[Stored entries]
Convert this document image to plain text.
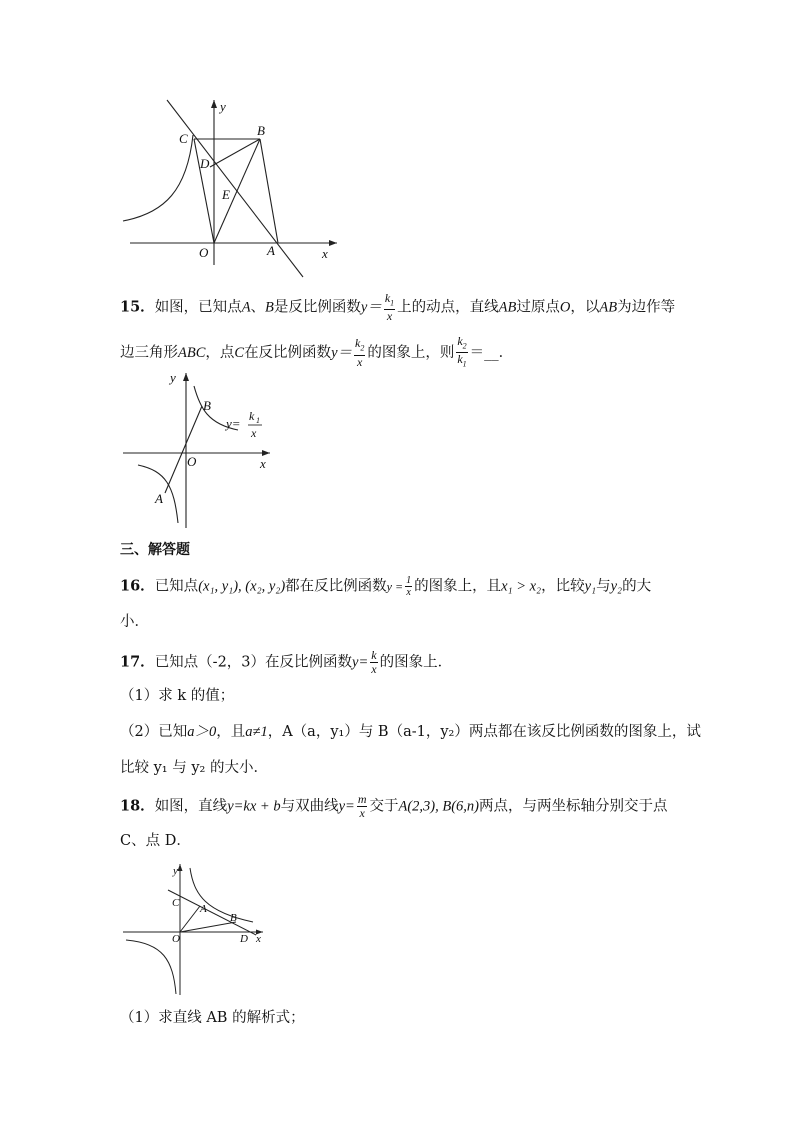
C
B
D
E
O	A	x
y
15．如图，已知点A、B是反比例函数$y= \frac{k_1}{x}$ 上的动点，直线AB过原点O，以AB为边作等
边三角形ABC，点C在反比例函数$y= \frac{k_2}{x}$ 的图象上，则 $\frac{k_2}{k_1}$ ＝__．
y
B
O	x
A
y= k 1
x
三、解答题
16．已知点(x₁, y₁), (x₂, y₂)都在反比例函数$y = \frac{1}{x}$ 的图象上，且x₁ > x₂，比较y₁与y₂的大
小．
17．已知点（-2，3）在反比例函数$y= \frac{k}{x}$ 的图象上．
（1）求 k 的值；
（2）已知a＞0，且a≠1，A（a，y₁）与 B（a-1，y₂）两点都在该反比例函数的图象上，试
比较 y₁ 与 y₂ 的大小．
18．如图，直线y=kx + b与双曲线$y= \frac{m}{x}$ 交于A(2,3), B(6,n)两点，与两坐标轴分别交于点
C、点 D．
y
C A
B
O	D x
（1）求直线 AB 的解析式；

• [WORK REQUIRED] Can you retype every record above exactly, leaving out the pictures?

• [SOLUTION]
Convert this document image to plain text.
C
B
D
E
O	A	x
y
15．如图，已知点A、B是反比例函数$y= \frac{k_1}{x}$ 上的动点，直线AB过原点O，以AB为边作等
边三角形ABC，点C在反比例函数$y= \frac{k_2}{x}$ 的图象上，则 $\frac{k_2}{k_1}$ ＝__．
y
B
O	x
A
y= k 1
x
三、解答题
16．已知点(x₁, y₁), (x₂, y₂)都在反比例函数$y = \frac{1}{x}$ 的图象上，且x₁ > x₂，比较y₁与y₂的大
小．
17．已知点（-2，3）在反比例函数$y= \frac{k}{x}$ 的图象上．
（1）求 k 的值；
（2）已知a＞0，且a≠1，A（a，y₁）与 B（a-1，y₂）两点都在该反比例函数的图象上，试
比较 y₁ 与 y₂ 的大小．
18．如图，直线y=kx + b与双曲线$y= \frac{m}{x}$ 交于A(2,3), B(6,n)两点，与两坐标轴分别交于点
C、点 D．
y
C A
B
O	D x
（1）求直线 AB 的解析式；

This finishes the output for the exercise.